[start of Exercise material]

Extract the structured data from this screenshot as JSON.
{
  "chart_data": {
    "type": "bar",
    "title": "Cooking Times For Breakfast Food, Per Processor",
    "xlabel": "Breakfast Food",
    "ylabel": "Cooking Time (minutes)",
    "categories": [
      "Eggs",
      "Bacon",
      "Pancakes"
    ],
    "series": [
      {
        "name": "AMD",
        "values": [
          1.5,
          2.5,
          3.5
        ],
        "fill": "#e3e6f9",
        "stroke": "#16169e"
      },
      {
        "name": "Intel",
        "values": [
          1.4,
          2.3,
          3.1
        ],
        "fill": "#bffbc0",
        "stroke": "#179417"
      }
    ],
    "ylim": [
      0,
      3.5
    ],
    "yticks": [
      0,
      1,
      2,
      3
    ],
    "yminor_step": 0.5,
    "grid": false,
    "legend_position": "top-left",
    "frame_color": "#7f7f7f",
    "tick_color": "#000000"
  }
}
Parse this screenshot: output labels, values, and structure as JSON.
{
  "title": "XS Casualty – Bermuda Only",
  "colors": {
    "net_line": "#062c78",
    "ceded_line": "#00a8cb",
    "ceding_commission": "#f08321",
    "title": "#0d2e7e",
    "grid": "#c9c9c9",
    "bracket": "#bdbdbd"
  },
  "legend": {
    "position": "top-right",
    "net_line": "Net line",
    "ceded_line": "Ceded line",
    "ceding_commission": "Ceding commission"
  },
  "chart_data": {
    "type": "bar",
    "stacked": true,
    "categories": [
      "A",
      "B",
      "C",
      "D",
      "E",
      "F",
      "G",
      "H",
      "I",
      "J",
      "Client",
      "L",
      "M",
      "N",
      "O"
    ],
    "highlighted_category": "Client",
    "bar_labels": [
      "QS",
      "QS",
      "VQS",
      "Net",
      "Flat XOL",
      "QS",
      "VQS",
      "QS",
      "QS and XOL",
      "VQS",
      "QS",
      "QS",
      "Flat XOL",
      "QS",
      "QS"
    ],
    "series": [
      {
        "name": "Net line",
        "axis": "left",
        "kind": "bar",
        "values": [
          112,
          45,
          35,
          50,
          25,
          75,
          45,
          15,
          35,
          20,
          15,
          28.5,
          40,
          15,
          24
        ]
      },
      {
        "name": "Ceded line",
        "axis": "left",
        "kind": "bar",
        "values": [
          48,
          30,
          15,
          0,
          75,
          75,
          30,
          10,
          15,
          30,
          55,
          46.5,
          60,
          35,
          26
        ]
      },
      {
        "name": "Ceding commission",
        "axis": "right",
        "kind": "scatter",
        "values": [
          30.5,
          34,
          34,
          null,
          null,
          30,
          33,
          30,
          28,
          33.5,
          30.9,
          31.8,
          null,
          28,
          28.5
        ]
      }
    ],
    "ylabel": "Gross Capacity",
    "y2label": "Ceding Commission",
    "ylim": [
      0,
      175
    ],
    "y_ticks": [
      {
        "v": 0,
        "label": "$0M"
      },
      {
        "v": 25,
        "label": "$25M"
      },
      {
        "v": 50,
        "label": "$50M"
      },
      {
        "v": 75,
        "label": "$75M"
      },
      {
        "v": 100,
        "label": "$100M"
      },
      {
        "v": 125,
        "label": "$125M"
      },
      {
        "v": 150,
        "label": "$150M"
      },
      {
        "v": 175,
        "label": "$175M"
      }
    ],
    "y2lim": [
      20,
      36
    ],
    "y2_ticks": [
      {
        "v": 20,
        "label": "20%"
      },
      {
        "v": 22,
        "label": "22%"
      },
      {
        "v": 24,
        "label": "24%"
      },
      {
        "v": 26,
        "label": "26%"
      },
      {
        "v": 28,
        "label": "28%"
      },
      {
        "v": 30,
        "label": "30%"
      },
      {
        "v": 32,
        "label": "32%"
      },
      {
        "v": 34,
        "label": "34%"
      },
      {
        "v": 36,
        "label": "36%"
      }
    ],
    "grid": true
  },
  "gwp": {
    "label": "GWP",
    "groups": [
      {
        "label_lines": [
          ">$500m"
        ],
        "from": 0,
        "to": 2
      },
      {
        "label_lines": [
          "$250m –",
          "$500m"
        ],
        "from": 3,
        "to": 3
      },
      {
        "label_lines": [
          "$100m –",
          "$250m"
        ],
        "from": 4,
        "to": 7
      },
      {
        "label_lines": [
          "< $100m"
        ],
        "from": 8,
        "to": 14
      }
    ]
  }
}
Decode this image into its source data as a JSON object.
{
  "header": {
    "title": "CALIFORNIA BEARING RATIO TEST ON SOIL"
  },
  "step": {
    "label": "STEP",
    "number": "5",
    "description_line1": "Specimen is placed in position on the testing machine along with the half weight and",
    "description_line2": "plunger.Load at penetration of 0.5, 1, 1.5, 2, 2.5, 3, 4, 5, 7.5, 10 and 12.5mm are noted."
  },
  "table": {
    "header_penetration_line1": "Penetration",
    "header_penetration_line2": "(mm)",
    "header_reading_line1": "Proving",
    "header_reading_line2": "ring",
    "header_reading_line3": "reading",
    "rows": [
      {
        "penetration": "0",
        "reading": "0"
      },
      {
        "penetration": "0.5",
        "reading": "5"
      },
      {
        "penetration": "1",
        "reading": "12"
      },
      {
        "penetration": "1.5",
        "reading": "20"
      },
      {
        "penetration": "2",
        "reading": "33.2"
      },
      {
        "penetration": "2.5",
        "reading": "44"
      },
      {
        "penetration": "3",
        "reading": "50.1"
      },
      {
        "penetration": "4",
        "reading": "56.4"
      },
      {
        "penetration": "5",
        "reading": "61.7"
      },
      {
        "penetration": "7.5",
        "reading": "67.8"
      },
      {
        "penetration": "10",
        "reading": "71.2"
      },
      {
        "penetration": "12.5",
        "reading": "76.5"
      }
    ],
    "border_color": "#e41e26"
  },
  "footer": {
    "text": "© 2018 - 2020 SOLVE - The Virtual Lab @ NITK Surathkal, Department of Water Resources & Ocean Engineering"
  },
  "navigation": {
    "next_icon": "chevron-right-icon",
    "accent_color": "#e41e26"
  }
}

[end of Exercise material]

Give the complete listing a second time, exactly as it reads.

Result>
Extract the structured data from this screenshot as JSON.
{
  "chart_data": {
    "type": "bar",
    "title": "Cooking Times For Breakfast Food, Per Processor",
    "xlabel": "Breakfast Food",
    "ylabel": "Cooking Time (minutes)",
    "categories": [
      "Eggs",
      "Bacon",
      "Pancakes"
    ],
    "series": [
      {
        "name": "AMD",
        "values": [
          1.5,
          2.5,
          3.5
        ],
        "fill": "#e3e6f9",
        "stroke": "#16169e"
      },
      {
        "name": "Intel",
        "values": [
          1.4,
          2.3,
          3.1
        ],
        "fill": "#bffbc0",
        "stroke": "#179417"
      }
    ],
    "ylim": [
      0,
      3.5
    ],
    "yticks": [
      0,
      1,
      2,
      3
    ],
    "yminor_step": 0.5,
    "grid": false,
    "legend_position": "top-left",
    "frame_color": "#7f7f7f",
    "tick_color": "#000000"
  }
}
Parse this screenshot: output labels, values, and structure as JSON.
{
  "title": "XS Casualty – Bermuda Only",
  "colors": {
    "net_line": "#062c78",
    "ceded_line": "#00a8cb",
    "ceding_commission": "#f08321",
    "title": "#0d2e7e",
    "grid": "#c9c9c9",
    "bracket": "#bdbdbd"
  },
  "legend": {
    "position": "top-right",
    "net_line": "Net line",
    "ceded_line": "Ceded line",
    "ceding_commission": "Ceding commission"
  },
  "chart_data": {
    "type": "bar",
    "stacked": true,
    "categories": [
      "A",
      "B",
      "C",
      "D",
      "E",
      "F",
      "G",
      "H",
      "I",
      "J",
      "Client",
      "L",
      "M",
      "N",
      "O"
    ],
    "highlighted_category": "Client",
    "bar_labels": [
      "QS",
      "QS",
      "VQS",
      "Net",
      "Flat XOL",
      "QS",
      "VQS",
      "QS",
      "QS and XOL",
      "VQS",
      "QS",
      "QS",
      "Flat XOL",
      "QS",
      "QS"
    ],
    "series": [
      {
        "name": "Net line",
        "axis": "left",
        "kind": "bar",
        "values": [
          112,
          45,
          35,
          50,
          25,
          75,
          45,
          15,
          35,
          20,
          15,
          28.5,
          40,
          15,
          24
        ]
      },
      {
        "name": "Ceded line",
        "axis": "left",
        "kind": "bar",
        "values": [
          48,
          30,
          15,
          0,
          75,
          75,
          30,
          10,
          15,
          30,
          55,
          46.5,
          60,
          35,
          26
        ]
      },
      {
        "name": "Ceding commission",
        "axis": "right",
        "kind": "scatter",
        "values": [
          30.5,
          34,
          34,
          null,
          null,
          30,
          33,
          30,
          28,
          33.5,
          30.9,
          31.8,
          null,
          28,
          28.5
        ]
      }
    ],
    "ylabel": "Gross Capacity",
    "y2label": "Ceding Commission",
    "ylim": [
      0,
      175
    ],
    "y_ticks": [
      {
        "v": 0,
        "label": "$0M"
      },
      {
        "v": 25,
        "label": "$25M"
      },
      {
        "v": 50,
        "label": "$50M"
      },
      {
        "v": 75,
        "label": "$75M"
      },
      {
        "v": 100,
        "label": "$100M"
      },
      {
        "v": 125,
        "label": "$125M"
      },
      {
        "v": 150,
        "label": "$150M"
      },
      {
        "v": 175,
        "label": "$175M"
      }
    ],
    "y2lim": [
      20,
      36
    ],
    "y2_ticks": [
      {
        "v": 20,
        "label": "20%"
      },
      {
        "v": 22,
        "label": "22%"
      },
      {
        "v": 24,
        "label": "24%"
      },
      {
        "v": 26,
        "label": "26%"
      },
      {
        "v": 28,
        "label": "28%"
      },
      {
        "v": 30,
        "label": "30%"
      },
      {
        "v": 32,
        "label": "32%"
      },
      {
        "v": 34,
        "label": "34%"
      },
      {
        "v": 36,
        "label": "36%"
      }
    ],
    "grid": true
  },
  "gwp": {
    "label": "GWP",
    "groups": [
      {
        "label_lines": [
          ">$500m"
        ],
        "from": 0,
        "to": 2
      },
      {
        "label_lines": [
          "$250m –",
          "$500m"
        ],
        "from": 3,
        "to": 3
      },
      {
        "label_lines": [
          "$100m –",
          "$250m"
        ],
        "from": 4,
        "to": 7
      },
      {
        "label_lines": [
          "< $100m"
        ],
        "from": 8,
        "to": 14
      }
    ]
  }
}
Decode this image into its source data as a JSON object.
{
  "header": {
    "title": "CALIFORNIA BEARING RATIO TEST ON SOIL"
  },
  "step": {
    "label": "STEP",
    "number": "5",
    "description_line1": "Specimen is placed in position on the testing machine along with the half weight and",
    "description_line2": "plunger.Load at penetration of 0.5, 1, 1.5, 2, 2.5, 3, 4, 5, 7.5, 10 and 12.5mm are noted."
  },
  "table": {
    "header_penetration_line1": "Penetration",
    "header_penetration_line2": "(mm)",
    "header_reading_line1": "Proving",
    "header_reading_line2": "ring",
    "header_reading_line3": "reading",
    "rows": [
      {
        "penetration": "0",
        "reading": "0"
      },
      {
        "penetration": "0.5",
        "reading": "5"
      },
      {
        "penetration": "1",
        "reading": "12"
      },
      {
        "penetration": "1.5",
        "reading": "20"
      },
      {
        "penetration": "2",
        "reading": "33.2"
      },
      {
        "penetration": "2.5",
        "reading": "44"
      },
      {
        "penetration": "3",
        "reading": "50.1"
      },
      {
        "penetration": "4",
        "reading": "56.4"
      },
      {
        "penetration": "5",
        "reading": "61.7"
      },
      {
        "penetration": "7.5",
        "reading": "67.8"
      },
      {
        "penetration": "10",
        "reading": "71.2"
      },
      {
        "penetration": "12.5",
        "reading": "76.5"
      }
    ],
    "border_color": "#e41e26"
  },
  "footer": {
    "text": "© 2018 - 2020 SOLVE - The Virtual Lab @ NITK Surathkal, Department of Water Resources & Ocean Engineering"
  },
  "navigation": {
    "next_icon": "chevron-right-icon",
    "accent_color": "#e41e26"
  }
}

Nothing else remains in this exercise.